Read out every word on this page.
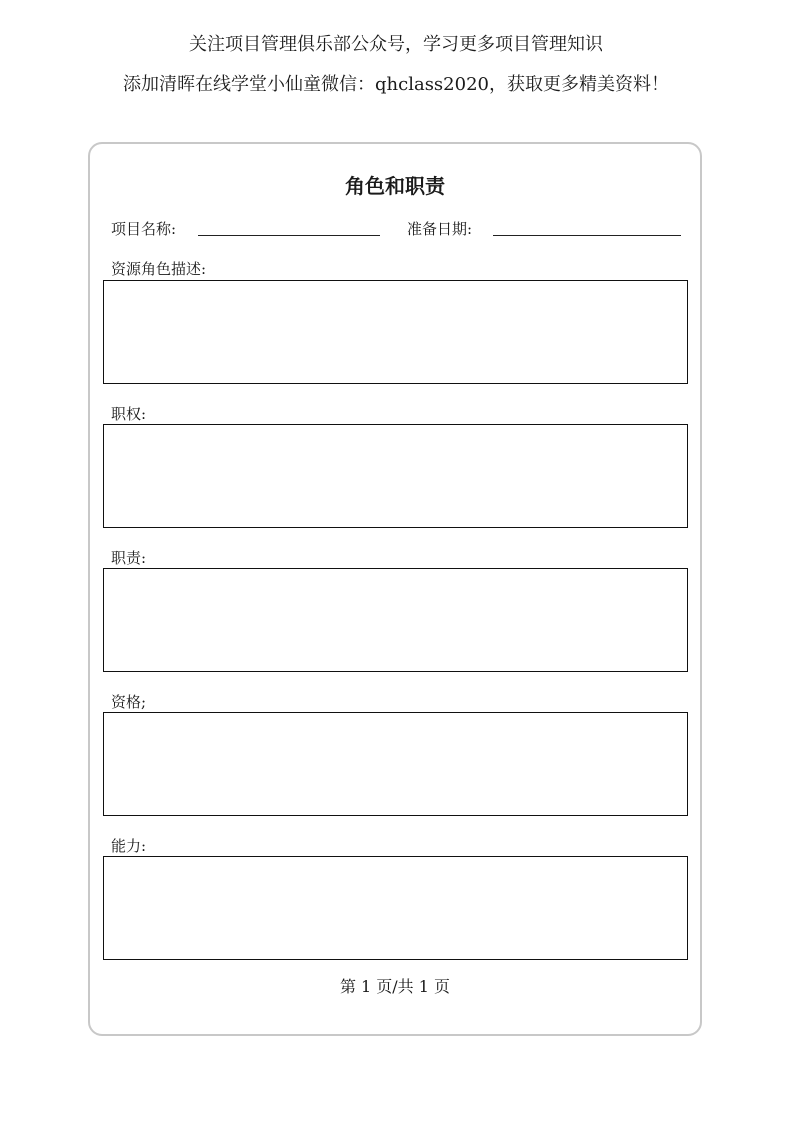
关注项目管理俱乐部公众号，学习更多项目管理知识
添加清晖在线学堂小仙童微信：qhclass2020，获取更多精美资料！
角色和职责
项目名称:	准备日期:
资源角色描述:
职权:
职责:
资格;
能力:
第 1 页/共 1 页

* * * *

Do this |
In this exercise, set down all of the data exactly, without the pictures.

Solution to this problem |
Read out every word on this page.
关注项目管理俱乐部公众号，学习更多项目管理知识
添加清晖在线学堂小仙童微信：qhclass2020，获取更多精美资料！
角色和职责
项目名称:	准备日期:
资源角色描述:
职权:
职责:
资格;
能力:
第 1 页/共 1 页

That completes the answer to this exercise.